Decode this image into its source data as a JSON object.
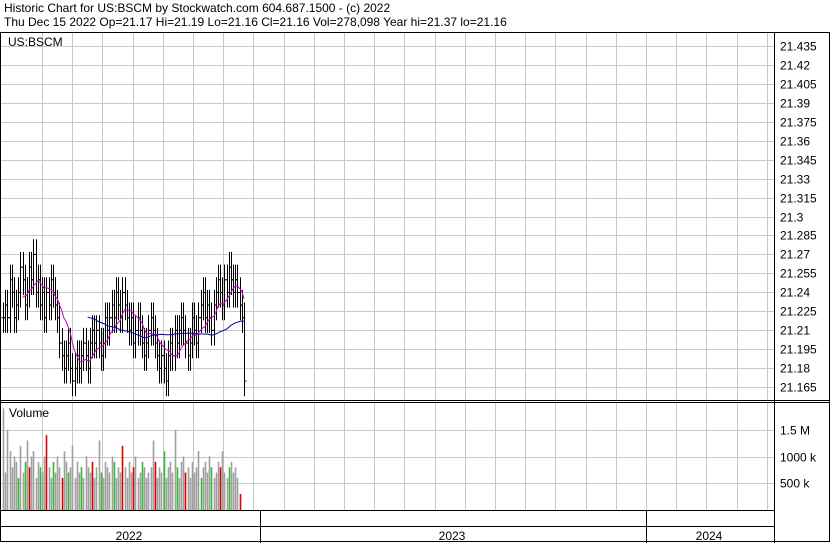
{
  "header": {
    "line1": "Historic Chart for US:BSCM by Stockwatch.com 604.687.1500 - (c) 2022",
    "line2": "Thu Dec 15 2022   Op=21.17   Hi=21.19   Lo=21.16   Cl=21.16   Vol=278,098   Year hi=21.37   lo=21.16"
  },
  "colors": {
    "grid": "#c8c8c8",
    "price_bar": "#000000",
    "ma_short": "#cc00cc",
    "ma_long": "#0000aa",
    "vol_neutral": "#a0a0a0",
    "vol_up": "#33bb33",
    "vol_down": "#dd0000"
  },
  "chart_data": [
    {
      "type": "ohlc",
      "title": "US:BSCM",
      "ylim": [
        21.155,
        21.445
      ],
      "yticks": [
        21.435,
        21.42,
        21.405,
        21.39,
        21.375,
        21.36,
        21.345,
        21.33,
        21.315,
        21.3,
        21.285,
        21.27,
        21.255,
        21.24,
        21.225,
        21.21,
        21.195,
        21.18,
        21.165
      ],
      "x_axis": {
        "labels": [
          "2022",
          "2023",
          "2024"
        ]
      },
      "series": [
        {
          "values": [
            21.22,
            21.23,
            21.22,
            21.25,
            21.24,
            21.22,
            21.23,
            21.24,
            21.26,
            21.25,
            21.23,
            21.24,
            21.26,
            21.25,
            21.27,
            21.24,
            21.25,
            21.23,
            21.24,
            21.22,
            21.24,
            21.23,
            21.25,
            21.24,
            21.23,
            21.22,
            21.2,
            21.19,
            21.18,
            21.19,
            21.2,
            21.18,
            21.17,
            21.18,
            21.19,
            21.18,
            21.19,
            21.2,
            21.19,
            21.18,
            21.2,
            21.21,
            21.2,
            21.21,
            21.2,
            21.19,
            21.2,
            21.22,
            21.21,
            21.22,
            21.23,
            21.22,
            21.24,
            21.23,
            21.22,
            21.24,
            21.23,
            21.22,
            21.21,
            21.22,
            21.2,
            21.21,
            21.22,
            21.21,
            21.2,
            21.19,
            21.2,
            21.21,
            21.22,
            21.21,
            21.2,
            21.19,
            21.18,
            21.19,
            21.18,
            21.17,
            21.19,
            21.2,
            21.19,
            21.21,
            21.2,
            21.21,
            21.22,
            21.21,
            21.2,
            21.19,
            21.2,
            21.22,
            21.21,
            21.2,
            21.22,
            21.23,
            21.24,
            21.22,
            21.23,
            21.22,
            21.21,
            21.23,
            21.24,
            21.25,
            21.24,
            21.23,
            21.25,
            21.24,
            21.26,
            21.25,
            21.24,
            21.25,
            21.24,
            21.23,
            21.22,
            21.17
          ]
        },
        {
          "name": "",
          "values": []
        },
        {
          "name": "",
          "values": []
        }
      ]
    },
    {
      "type": "bar",
      "title": "Volume",
      "ylim": [
        0,
        2000000
      ],
      "yticks": [
        {
          "value": 1500000,
          "label": "1.5 M"
        },
        {
          "value": 1000000,
          "label": "1000 k"
        },
        {
          "value": 500000,
          "label": "500 k"
        }
      ],
      "values": [
        1900000,
        700000,
        1500000,
        1100000,
        800000,
        1000000,
        900000,
        600000,
        1200000,
        700000,
        900000,
        1300000,
        800000,
        1000000,
        1100000,
        600000,
        900000,
        800000,
        700000,
        1000000,
        1400000,
        800000,
        600000,
        900000,
        700000,
        1000000,
        800000,
        600000,
        1100000,
        900000,
        700000,
        800000,
        1200000,
        600000,
        900000,
        700000,
        800000,
        600000,
        1000000,
        800000,
        700000,
        900000,
        600000,
        800000,
        1300000,
        700000,
        600000,
        900000,
        800000,
        700000,
        1000000,
        900000,
        600000,
        800000,
        700000,
        1200000,
        800000,
        600000,
        900000,
        700000,
        800000,
        1000000,
        600000,
        700000,
        900000,
        800000,
        600000,
        700000,
        800000,
        1300000,
        900000,
        600000,
        800000,
        700000,
        1100000,
        600000,
        800000,
        900000,
        700000,
        1500000,
        800000,
        600000,
        900000,
        1000000,
        700000,
        800000,
        600000,
        900000,
        700000,
        800000,
        1100000,
        600000,
        800000,
        900000,
        700000,
        1000000,
        800000,
        600000,
        700000,
        900000,
        800000,
        1100000,
        700000,
        600000,
        800000,
        900000,
        700000,
        800000,
        600000,
        300000
      ],
      "colors": [
        "n",
        "n",
        "n",
        "n",
        "n",
        "n",
        "n",
        "g",
        "n",
        "n",
        "g",
        "n",
        "r",
        "n",
        "n",
        "n",
        "n",
        "g",
        "n",
        "n",
        "r",
        "n",
        "n",
        "g",
        "n",
        "n",
        "n",
        "r",
        "n",
        "n",
        "g",
        "n",
        "n",
        "n",
        "n",
        "n",
        "g",
        "n",
        "n",
        "n",
        "n",
        "r",
        "n",
        "n",
        "n",
        "g",
        "n",
        "n",
        "n",
        "n",
        "n",
        "g",
        "n",
        "n",
        "n",
        "r",
        "n",
        "n",
        "n",
        "n",
        "r",
        "n",
        "n",
        "n",
        "g",
        "n",
        "n",
        "n",
        "n",
        "n",
        "r",
        "n",
        "n",
        "n",
        "g",
        "n",
        "n",
        "n",
        "n",
        "n",
        "g",
        "n",
        "n",
        "n",
        "r",
        "n",
        "n",
        "n",
        "n",
        "n",
        "n",
        "g",
        "n",
        "n",
        "n",
        "n",
        "g",
        "n",
        "n",
        "n",
        "r",
        "n",
        "n",
        "n",
        "g",
        "n",
        "n",
        "n",
        "n",
        "r"
      ]
    }
  ]
}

════

- [To do]: Copy the material above in full and exactly, skipping pictures.

- [Solution to the problem]:
Decode this image into its source data as a JSON object.
{
  "header": {
    "line1": "Historic Chart for US:BSCM by Stockwatch.com 604.687.1500 - (c) 2022",
    "line2": "Thu Dec 15 2022   Op=21.17   Hi=21.19   Lo=21.16   Cl=21.16   Vol=278,098   Year hi=21.37   lo=21.16"
  },
  "colors": {
    "grid": "#c8c8c8",
    "price_bar": "#000000",
    "ma_short": "#cc00cc",
    "ma_long": "#0000aa",
    "vol_neutral": "#a0a0a0",
    "vol_up": "#33bb33",
    "vol_down": "#dd0000"
  },
  "chart_data": [
    {
      "type": "ohlc",
      "title": "US:BSCM",
      "ylim": [
        21.155,
        21.445
      ],
      "yticks": [
        21.435,
        21.42,
        21.405,
        21.39,
        21.375,
        21.36,
        21.345,
        21.33,
        21.315,
        21.3,
        21.285,
        21.27,
        21.255,
        21.24,
        21.225,
        21.21,
        21.195,
        21.18,
        21.165
      ],
      "x_axis": {
        "labels": [
          "2022",
          "2023",
          "2024"
        ]
      },
      "series": [
        {
          "values": [
            21.22,
            21.23,
            21.22,
            21.25,
            21.24,
            21.22,
            21.23,
            21.24,
            21.26,
            21.25,
            21.23,
            21.24,
            21.26,
            21.25,
            21.27,
            21.24,
            21.25,
            21.23,
            21.24,
            21.22,
            21.24,
            21.23,
            21.25,
            21.24,
            21.23,
            21.22,
            21.2,
            21.19,
            21.18,
            21.19,
            21.2,
            21.18,
            21.17,
            21.18,
            21.19,
            21.18,
            21.19,
            21.2,
            21.19,
            21.18,
            21.2,
            21.21,
            21.2,
            21.21,
            21.2,
            21.19,
            21.2,
            21.22,
            21.21,
            21.22,
            21.23,
            21.22,
            21.24,
            21.23,
            21.22,
            21.24,
            21.23,
            21.22,
            21.21,
            21.22,
            21.2,
            21.21,
            21.22,
            21.21,
            21.2,
            21.19,
            21.2,
            21.21,
            21.22,
            21.21,
            21.2,
            21.19,
            21.18,
            21.19,
            21.18,
            21.17,
            21.19,
            21.2,
            21.19,
            21.21,
            21.2,
            21.21,
            21.22,
            21.21,
            21.2,
            21.19,
            21.2,
            21.22,
            21.21,
            21.2,
            21.22,
            21.23,
            21.24,
            21.22,
            21.23,
            21.22,
            21.21,
            21.23,
            21.24,
            21.25,
            21.24,
            21.23,
            21.25,
            21.24,
            21.26,
            21.25,
            21.24,
            21.25,
            21.24,
            21.23,
            21.22,
            21.17
          ]
        },
        {
          "name": "",
          "values": []
        },
        {
          "name": "",
          "values": []
        }
      ]
    },
    {
      "type": "bar",
      "title": "Volume",
      "ylim": [
        0,
        2000000
      ],
      "yticks": [
        {
          "value": 1500000,
          "label": "1.5 M"
        },
        {
          "value": 1000000,
          "label": "1000 k"
        },
        {
          "value": 500000,
          "label": "500 k"
        }
      ],
      "values": [
        1900000,
        700000,
        1500000,
        1100000,
        800000,
        1000000,
        900000,
        600000,
        1200000,
        700000,
        900000,
        1300000,
        800000,
        1000000,
        1100000,
        600000,
        900000,
        800000,
        700000,
        1000000,
        1400000,
        800000,
        600000,
        900000,
        700000,
        1000000,
        800000,
        600000,
        1100000,
        900000,
        700000,
        800000,
        1200000,
        600000,
        900000,
        700000,
        800000,
        600000,
        1000000,
        800000,
        700000,
        900000,
        600000,
        800000,
        1300000,
        700000,
        600000,
        900000,
        800000,
        700000,
        1000000,
        900000,
        600000,
        800000,
        700000,
        1200000,
        800000,
        600000,
        900000,
        700000,
        800000,
        1000000,
        600000,
        700000,
        900000,
        800000,
        600000,
        700000,
        800000,
        1300000,
        900000,
        600000,
        800000,
        700000,
        1100000,
        600000,
        800000,
        900000,
        700000,
        1500000,
        800000,
        600000,
        900000,
        1000000,
        700000,
        800000,
        600000,
        900000,
        700000,
        800000,
        1100000,
        600000,
        800000,
        900000,
        700000,
        1000000,
        800000,
        600000,
        700000,
        900000,
        800000,
        1100000,
        700000,
        600000,
        800000,
        900000,
        700000,
        800000,
        600000,
        300000
      ],
      "colors": [
        "n",
        "n",
        "n",
        "n",
        "n",
        "n",
        "n",
        "g",
        "n",
        "n",
        "g",
        "n",
        "r",
        "n",
        "n",
        "n",
        "n",
        "g",
        "n",
        "n",
        "r",
        "n",
        "n",
        "g",
        "n",
        "n",
        "n",
        "r",
        "n",
        "n",
        "g",
        "n",
        "n",
        "n",
        "n",
        "n",
        "g",
        "n",
        "n",
        "n",
        "n",
        "r",
        "n",
        "n",
        "n",
        "g",
        "n",
        "n",
        "n",
        "n",
        "n",
        "g",
        "n",
        "n",
        "n",
        "r",
        "n",
        "n",
        "n",
        "n",
        "r",
        "n",
        "n",
        "n",
        "g",
        "n",
        "n",
        "n",
        "n",
        "n",
        "r",
        "n",
        "n",
        "n",
        "g",
        "n",
        "n",
        "n",
        "n",
        "n",
        "g",
        "n",
        "n",
        "n",
        "r",
        "n",
        "n",
        "n",
        "n",
        "n",
        "n",
        "g",
        "n",
        "n",
        "n",
        "n",
        "g",
        "n",
        "n",
        "n",
        "r",
        "n",
        "n",
        "n",
        "g",
        "n",
        "n",
        "n",
        "n",
        "r"
      ]
    }
  ]
}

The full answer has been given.